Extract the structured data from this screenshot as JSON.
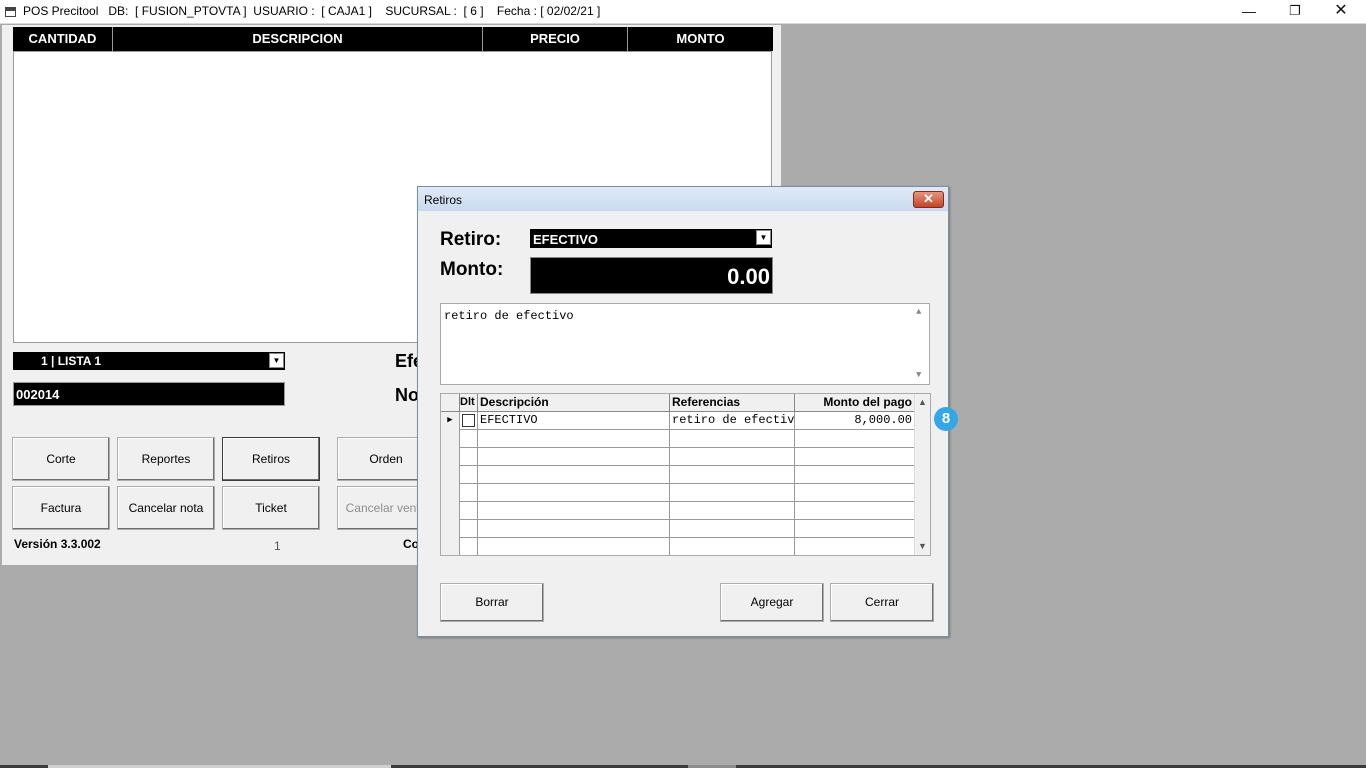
{
  "window": {
    "title": "POS Precitool   DB:  [ FUSION_PTOVTA ]  USUARIO :  [ CAJA1 ]    SUCURSAL :  [ 6 ]    Fecha : [ 02/02/21 ]",
    "minimize": "—",
    "maximize": "❐",
    "close": "✕"
  },
  "main": {
    "grid_columns": [
      "CANTIDAD",
      "DESCRIPCION",
      "PRECIO",
      "MONTO"
    ],
    "price_list": "1  | LISTA 1",
    "folio": "002014",
    "label_efectivo": "Efectivo",
    "label_nota": "Nota",
    "buttons": {
      "corte": "Corte",
      "reportes": "Reportes",
      "retiros": "Retiros",
      "orden": "Orden",
      "factura": "Factura",
      "cancelar_nota": "Cancelar nota",
      "ticket": "Ticket",
      "cancelar_venta": "Cancelar venta"
    },
    "version": "Versión 3.3.002",
    "count": "1",
    "footer_label": "Co"
  },
  "dialog": {
    "title": "Retiros",
    "close": "✕",
    "retiro_label": "Retiro:",
    "retiro_value": "EFECTIVO",
    "monto_label": "Monto:",
    "monto_value": "0.00",
    "notes": "retiro de efectivo",
    "grid": {
      "columns": [
        "Dlt",
        "Descripción",
        "Referencias",
        "Monto del pago"
      ],
      "rows": [
        {
          "descripcion": "EFECTIVO",
          "referencias": "retiro de efectivo",
          "monto": "8,000.00"
        }
      ]
    },
    "badge": "8",
    "buttons": {
      "borrar": "Borrar",
      "agregar": "Agregar",
      "cerrar": "Cerrar"
    }
  },
  "colors": {
    "desktop": "#ababab",
    "window": "#f0f0f0",
    "field_black": "#000000",
    "badge": "#35a6e8"
  }
}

__Stated goal__. Using the entries above, tally how many lines have the word "title" in them; write the number and nothing more.

__Exercise solution__. 2